··· Information given ···

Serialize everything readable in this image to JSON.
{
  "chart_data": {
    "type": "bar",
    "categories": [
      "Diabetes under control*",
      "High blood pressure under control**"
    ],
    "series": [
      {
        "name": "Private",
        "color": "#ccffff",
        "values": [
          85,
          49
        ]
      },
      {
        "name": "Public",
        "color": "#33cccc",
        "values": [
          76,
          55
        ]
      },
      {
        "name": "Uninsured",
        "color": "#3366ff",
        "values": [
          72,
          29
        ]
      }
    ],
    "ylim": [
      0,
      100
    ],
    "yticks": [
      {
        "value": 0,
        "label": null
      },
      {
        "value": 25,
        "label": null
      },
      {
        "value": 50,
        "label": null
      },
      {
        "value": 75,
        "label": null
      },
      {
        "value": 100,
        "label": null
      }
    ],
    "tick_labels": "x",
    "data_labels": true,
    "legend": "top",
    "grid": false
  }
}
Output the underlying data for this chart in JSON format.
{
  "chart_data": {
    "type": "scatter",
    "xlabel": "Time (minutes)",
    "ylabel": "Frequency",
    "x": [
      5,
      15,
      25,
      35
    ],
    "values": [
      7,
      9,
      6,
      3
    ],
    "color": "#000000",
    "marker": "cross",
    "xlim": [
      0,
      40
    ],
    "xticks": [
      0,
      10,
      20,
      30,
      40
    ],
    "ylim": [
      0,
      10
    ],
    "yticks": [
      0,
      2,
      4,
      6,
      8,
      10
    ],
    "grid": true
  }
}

···
··· Information given ···

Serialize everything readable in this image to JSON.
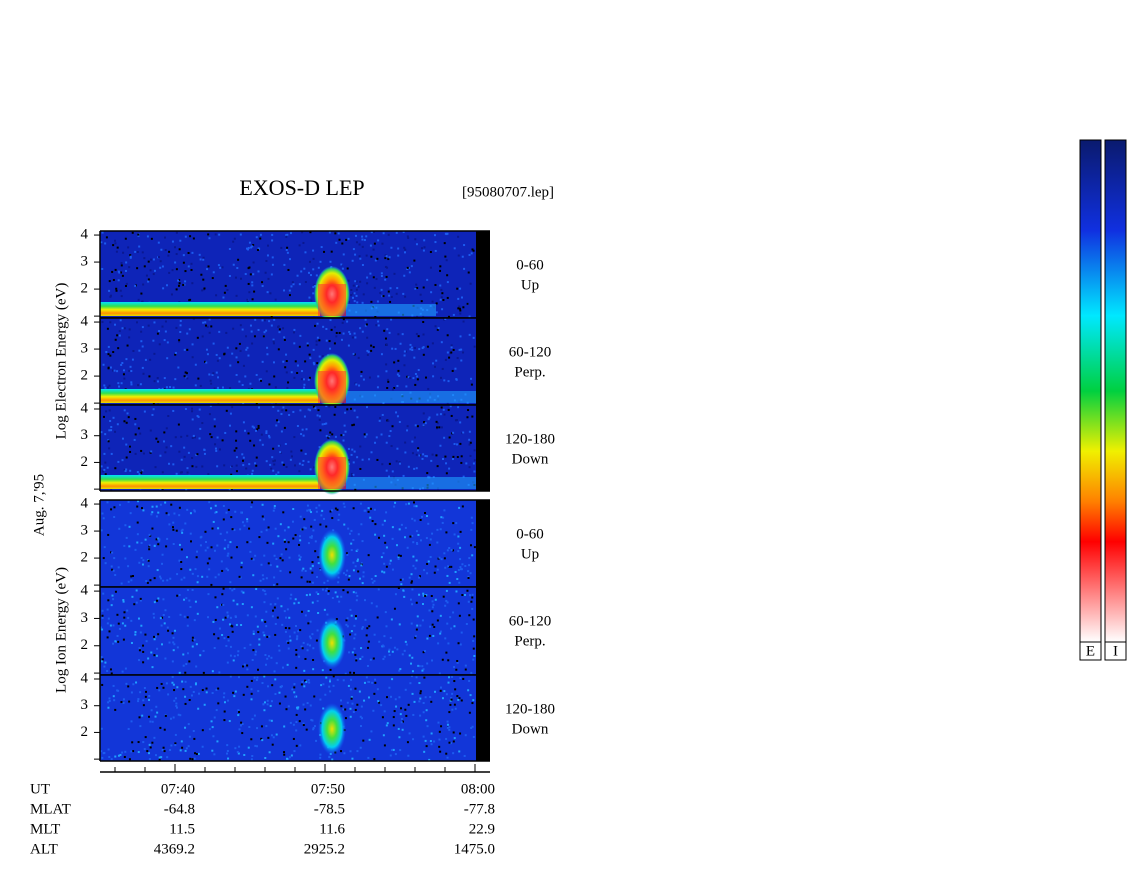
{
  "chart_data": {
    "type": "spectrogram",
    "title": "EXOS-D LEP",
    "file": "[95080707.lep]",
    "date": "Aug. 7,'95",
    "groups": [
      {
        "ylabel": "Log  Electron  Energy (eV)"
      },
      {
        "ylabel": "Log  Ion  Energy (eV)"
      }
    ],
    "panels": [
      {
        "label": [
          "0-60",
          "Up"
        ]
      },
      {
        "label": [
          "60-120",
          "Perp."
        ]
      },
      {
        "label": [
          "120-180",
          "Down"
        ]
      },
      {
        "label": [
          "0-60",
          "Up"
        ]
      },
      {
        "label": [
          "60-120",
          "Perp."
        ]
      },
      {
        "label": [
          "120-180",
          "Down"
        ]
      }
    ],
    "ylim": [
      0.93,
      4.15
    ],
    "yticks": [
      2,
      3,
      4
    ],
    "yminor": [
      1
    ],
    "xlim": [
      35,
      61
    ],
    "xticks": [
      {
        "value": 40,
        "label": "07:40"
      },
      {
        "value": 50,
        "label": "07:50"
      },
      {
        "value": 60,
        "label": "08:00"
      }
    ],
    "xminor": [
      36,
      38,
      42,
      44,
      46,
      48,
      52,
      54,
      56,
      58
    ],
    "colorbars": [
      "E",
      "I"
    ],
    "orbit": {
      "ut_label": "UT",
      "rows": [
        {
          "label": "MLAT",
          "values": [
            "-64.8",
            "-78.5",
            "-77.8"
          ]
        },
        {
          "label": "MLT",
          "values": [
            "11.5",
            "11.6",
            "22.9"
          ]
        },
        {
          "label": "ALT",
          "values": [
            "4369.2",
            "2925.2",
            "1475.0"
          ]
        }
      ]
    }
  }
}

···

Search the records for the word "type". Copy every line that has it.

    "type": "bar",
    "type": "scatter",
    "type": "spectrogram",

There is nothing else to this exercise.